• _Task requirements_
Extract all lines containing "highlight".

• _Data for processing_
Start

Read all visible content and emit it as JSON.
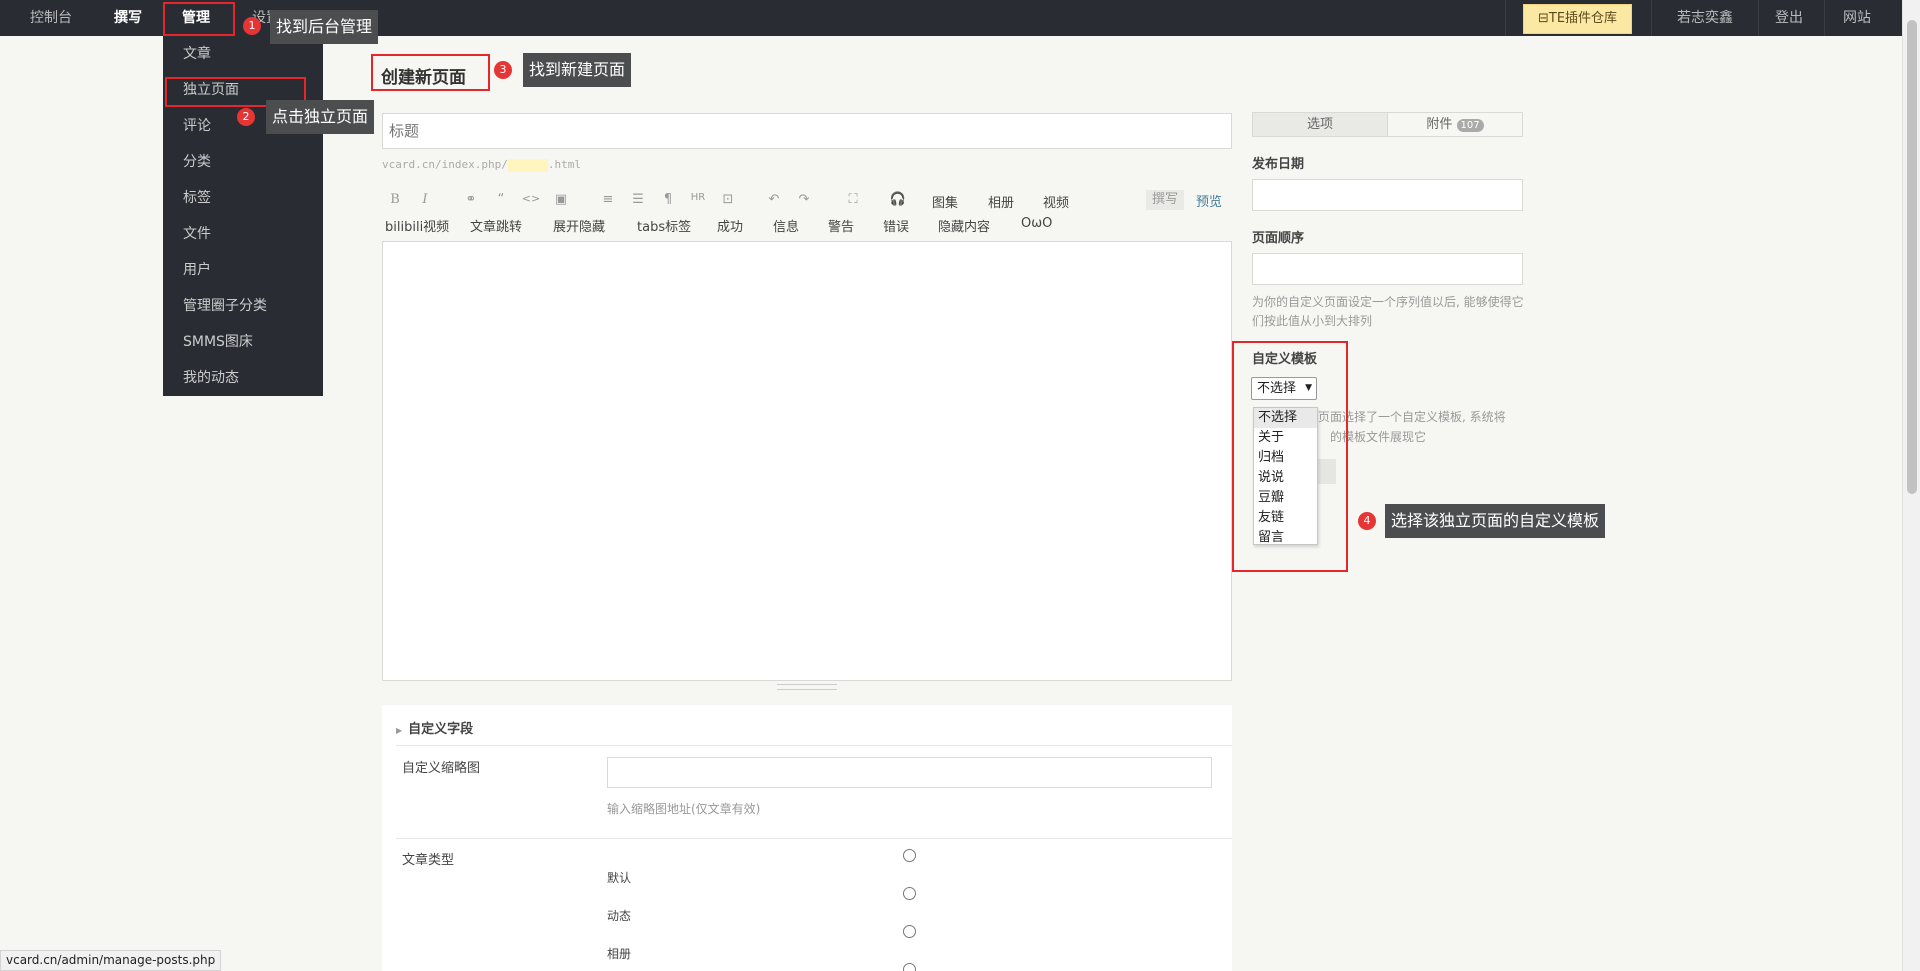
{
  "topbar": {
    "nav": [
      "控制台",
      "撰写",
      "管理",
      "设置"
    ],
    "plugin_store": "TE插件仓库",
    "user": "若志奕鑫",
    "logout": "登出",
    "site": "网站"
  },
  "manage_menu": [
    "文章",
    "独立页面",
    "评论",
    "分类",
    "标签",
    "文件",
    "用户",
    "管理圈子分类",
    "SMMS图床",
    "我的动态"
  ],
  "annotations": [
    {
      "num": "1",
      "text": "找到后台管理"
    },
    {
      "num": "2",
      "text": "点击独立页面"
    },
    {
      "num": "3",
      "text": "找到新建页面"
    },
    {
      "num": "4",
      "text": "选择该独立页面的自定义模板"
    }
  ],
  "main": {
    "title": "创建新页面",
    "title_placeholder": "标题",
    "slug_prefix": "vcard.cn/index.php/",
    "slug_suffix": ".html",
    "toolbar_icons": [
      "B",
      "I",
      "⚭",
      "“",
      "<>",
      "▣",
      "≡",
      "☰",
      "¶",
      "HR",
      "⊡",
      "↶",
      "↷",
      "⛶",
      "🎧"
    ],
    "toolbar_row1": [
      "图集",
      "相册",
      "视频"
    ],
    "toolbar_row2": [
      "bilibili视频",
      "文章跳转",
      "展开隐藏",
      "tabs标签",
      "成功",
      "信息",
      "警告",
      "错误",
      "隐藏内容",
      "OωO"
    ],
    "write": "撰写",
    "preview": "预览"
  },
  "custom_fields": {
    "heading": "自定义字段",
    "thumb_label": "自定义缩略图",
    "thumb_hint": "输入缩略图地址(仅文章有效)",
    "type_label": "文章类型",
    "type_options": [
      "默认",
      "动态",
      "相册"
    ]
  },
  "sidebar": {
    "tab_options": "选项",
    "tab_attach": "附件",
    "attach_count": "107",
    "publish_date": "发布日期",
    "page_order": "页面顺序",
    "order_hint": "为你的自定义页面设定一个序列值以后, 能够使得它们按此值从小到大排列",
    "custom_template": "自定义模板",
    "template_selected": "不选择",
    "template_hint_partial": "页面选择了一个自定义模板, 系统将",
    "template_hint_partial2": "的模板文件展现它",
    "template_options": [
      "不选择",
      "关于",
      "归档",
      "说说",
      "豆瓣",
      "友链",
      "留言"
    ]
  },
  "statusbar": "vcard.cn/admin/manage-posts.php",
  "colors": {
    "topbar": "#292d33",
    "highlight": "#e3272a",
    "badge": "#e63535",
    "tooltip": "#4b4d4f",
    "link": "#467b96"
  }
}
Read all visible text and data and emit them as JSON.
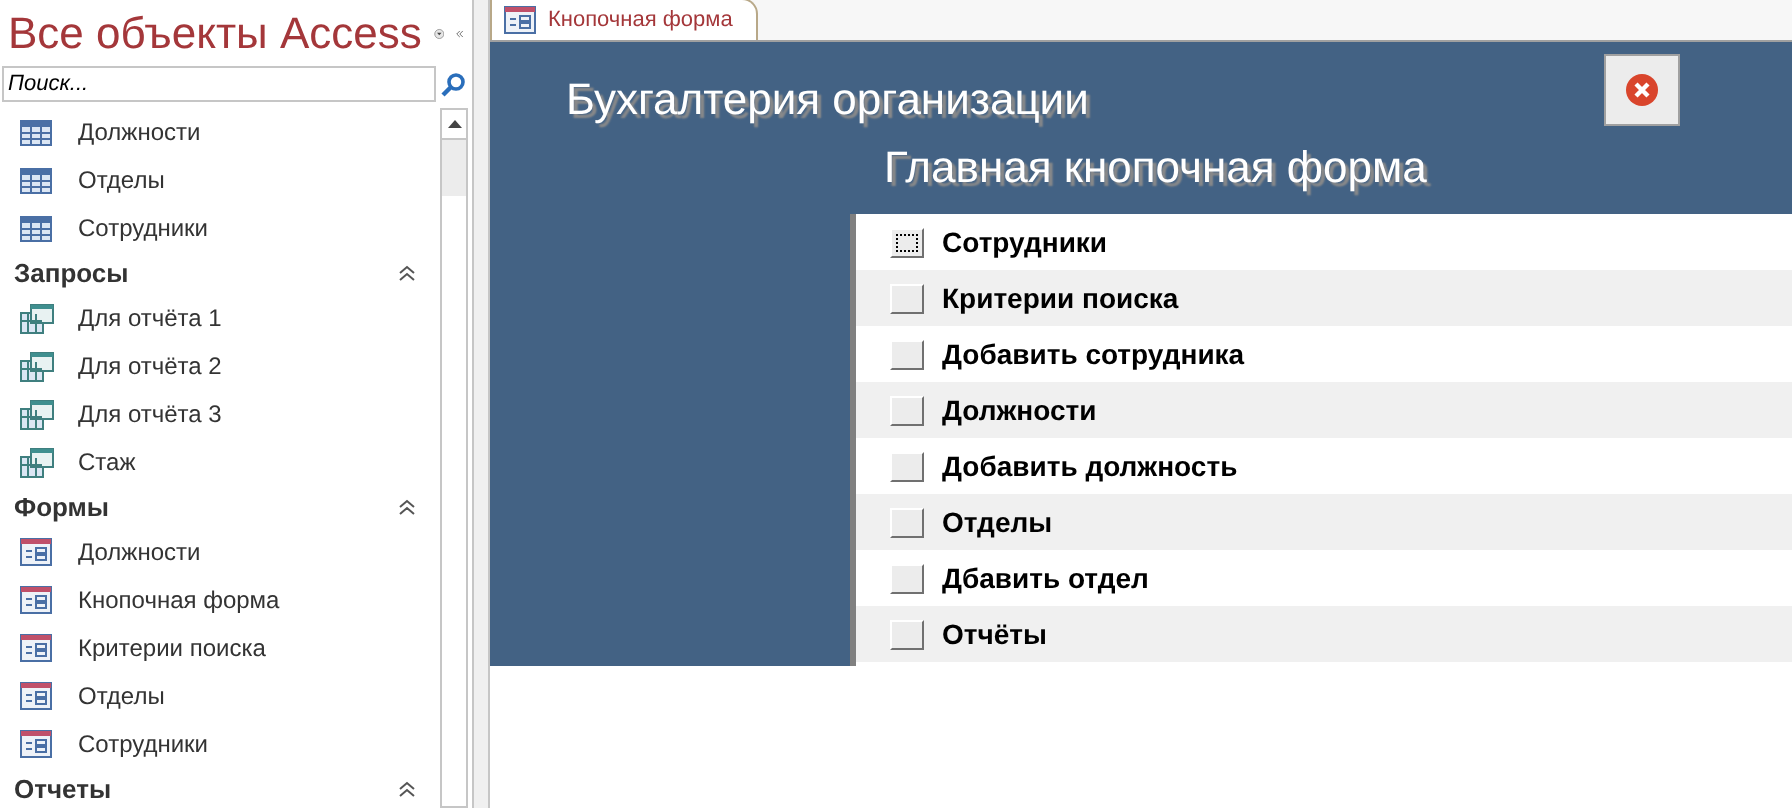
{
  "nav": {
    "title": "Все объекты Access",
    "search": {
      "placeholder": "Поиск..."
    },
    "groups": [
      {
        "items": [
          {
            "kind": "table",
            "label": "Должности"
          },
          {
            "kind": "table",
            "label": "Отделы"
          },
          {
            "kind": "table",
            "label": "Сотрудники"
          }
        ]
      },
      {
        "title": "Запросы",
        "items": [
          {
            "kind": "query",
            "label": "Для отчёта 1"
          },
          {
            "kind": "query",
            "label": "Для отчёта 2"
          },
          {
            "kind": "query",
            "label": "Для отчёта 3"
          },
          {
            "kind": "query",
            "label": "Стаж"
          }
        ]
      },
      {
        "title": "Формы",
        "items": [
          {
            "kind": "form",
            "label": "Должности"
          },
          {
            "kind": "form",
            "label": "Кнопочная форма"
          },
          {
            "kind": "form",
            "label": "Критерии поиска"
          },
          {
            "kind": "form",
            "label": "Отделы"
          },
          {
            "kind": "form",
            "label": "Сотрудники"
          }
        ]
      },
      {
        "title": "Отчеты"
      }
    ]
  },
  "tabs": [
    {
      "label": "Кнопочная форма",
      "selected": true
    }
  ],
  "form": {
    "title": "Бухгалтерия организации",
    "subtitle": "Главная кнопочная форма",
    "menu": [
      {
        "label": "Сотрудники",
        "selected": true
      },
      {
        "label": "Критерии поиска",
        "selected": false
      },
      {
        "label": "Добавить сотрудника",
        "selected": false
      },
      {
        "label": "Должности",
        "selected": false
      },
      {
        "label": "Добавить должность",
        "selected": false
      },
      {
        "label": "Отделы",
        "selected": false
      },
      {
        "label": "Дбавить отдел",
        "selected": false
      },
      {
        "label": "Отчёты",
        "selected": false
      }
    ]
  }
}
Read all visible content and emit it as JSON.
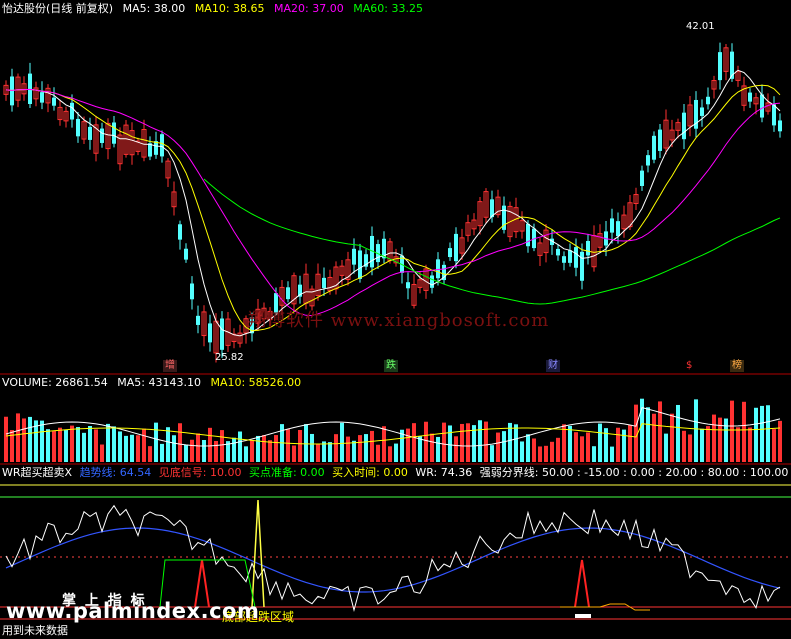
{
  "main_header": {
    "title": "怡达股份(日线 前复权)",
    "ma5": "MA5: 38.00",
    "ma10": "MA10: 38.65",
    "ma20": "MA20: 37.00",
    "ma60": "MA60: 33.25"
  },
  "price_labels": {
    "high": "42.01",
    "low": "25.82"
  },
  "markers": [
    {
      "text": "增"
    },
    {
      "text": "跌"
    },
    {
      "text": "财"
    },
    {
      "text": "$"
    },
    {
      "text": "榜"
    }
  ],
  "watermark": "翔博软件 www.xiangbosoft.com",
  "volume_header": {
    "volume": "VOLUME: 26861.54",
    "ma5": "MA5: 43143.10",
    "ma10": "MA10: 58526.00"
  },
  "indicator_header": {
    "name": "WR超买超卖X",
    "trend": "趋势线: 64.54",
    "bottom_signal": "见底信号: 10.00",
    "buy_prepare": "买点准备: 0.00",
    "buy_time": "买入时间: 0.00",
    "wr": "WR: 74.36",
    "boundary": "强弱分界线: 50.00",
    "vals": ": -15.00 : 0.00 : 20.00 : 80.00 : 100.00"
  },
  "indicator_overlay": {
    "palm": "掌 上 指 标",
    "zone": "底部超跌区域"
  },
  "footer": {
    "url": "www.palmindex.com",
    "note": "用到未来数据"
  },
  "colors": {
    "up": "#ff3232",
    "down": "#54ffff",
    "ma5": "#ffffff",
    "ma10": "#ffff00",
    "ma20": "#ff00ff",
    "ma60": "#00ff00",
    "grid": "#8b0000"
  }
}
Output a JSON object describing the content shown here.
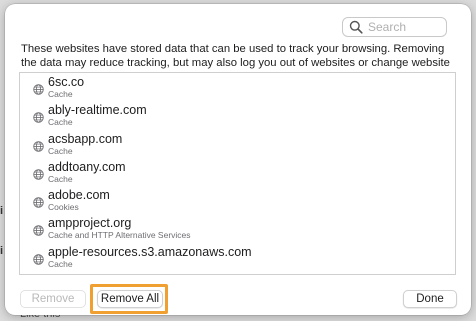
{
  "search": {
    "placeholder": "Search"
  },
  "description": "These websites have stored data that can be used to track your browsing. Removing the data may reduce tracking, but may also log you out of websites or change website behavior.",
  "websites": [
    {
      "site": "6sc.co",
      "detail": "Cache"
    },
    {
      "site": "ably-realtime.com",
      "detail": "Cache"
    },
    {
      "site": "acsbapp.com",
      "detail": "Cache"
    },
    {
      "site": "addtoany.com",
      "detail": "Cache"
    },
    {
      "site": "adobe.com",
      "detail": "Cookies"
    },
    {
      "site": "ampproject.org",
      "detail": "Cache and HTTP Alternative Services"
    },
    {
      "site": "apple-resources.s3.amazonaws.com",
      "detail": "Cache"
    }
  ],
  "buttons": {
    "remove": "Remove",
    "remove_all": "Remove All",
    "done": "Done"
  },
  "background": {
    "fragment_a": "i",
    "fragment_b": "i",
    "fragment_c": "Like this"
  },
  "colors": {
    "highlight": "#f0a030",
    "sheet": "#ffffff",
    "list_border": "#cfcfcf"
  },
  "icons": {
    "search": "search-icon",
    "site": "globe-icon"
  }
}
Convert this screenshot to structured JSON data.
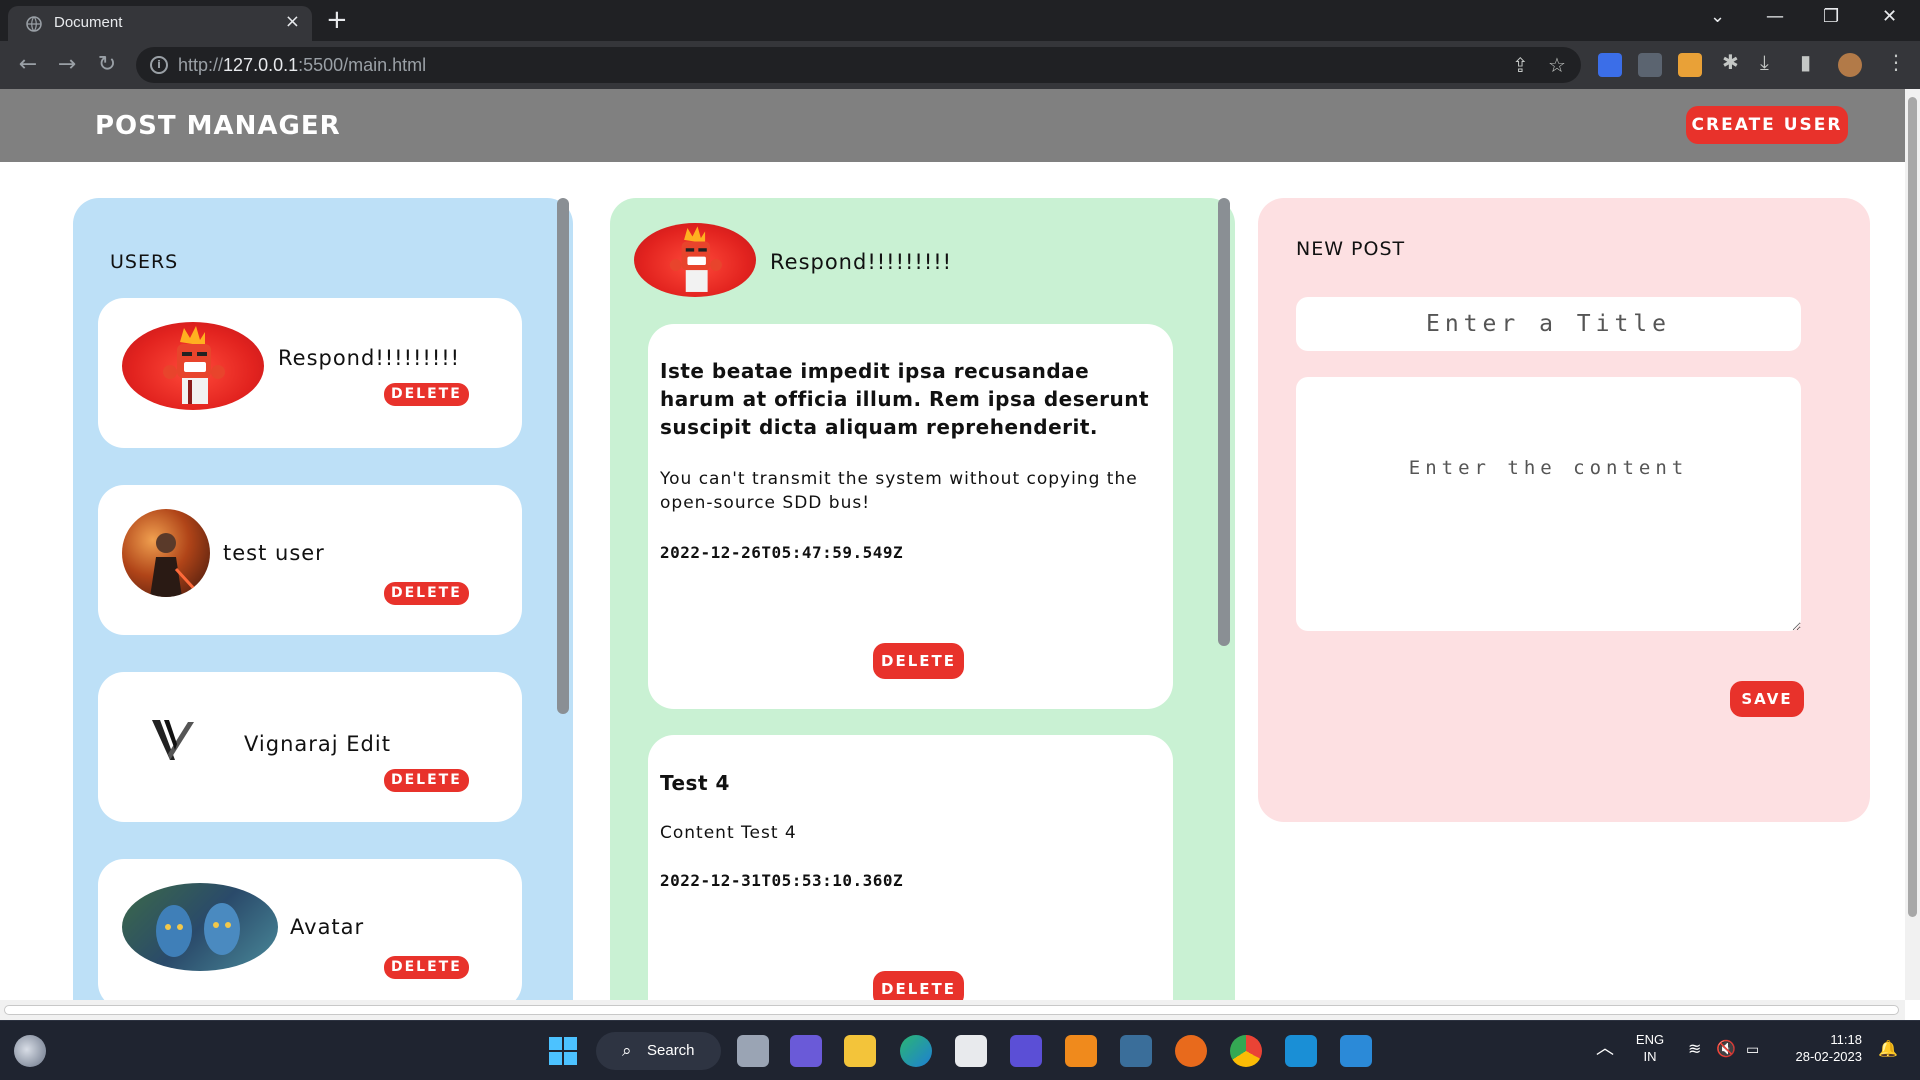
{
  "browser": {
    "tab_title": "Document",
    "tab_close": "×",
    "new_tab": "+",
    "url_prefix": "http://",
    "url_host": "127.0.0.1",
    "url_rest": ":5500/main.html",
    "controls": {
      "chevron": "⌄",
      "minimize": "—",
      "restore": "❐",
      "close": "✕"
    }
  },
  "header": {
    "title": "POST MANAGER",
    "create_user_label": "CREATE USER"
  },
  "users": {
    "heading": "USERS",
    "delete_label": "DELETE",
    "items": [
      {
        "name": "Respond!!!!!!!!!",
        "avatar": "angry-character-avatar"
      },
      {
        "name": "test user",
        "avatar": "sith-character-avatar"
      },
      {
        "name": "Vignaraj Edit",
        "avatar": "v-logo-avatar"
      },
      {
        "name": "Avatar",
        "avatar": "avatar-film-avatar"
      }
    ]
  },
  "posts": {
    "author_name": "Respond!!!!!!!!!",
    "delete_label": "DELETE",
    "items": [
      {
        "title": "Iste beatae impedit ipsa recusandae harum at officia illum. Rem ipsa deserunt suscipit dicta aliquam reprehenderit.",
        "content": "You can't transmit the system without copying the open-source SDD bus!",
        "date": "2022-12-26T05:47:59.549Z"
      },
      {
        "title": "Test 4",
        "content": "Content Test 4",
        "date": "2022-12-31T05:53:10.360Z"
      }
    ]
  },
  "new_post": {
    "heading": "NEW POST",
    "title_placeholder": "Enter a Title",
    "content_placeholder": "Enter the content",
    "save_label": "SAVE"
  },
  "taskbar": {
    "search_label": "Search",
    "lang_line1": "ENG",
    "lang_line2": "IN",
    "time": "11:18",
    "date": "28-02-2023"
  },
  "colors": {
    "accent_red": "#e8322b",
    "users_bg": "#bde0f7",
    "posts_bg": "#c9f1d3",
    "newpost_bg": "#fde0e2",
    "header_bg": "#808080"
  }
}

End

• _Written answer_
    "highlight": "#e3272a",
    "highlight": "#f0a030",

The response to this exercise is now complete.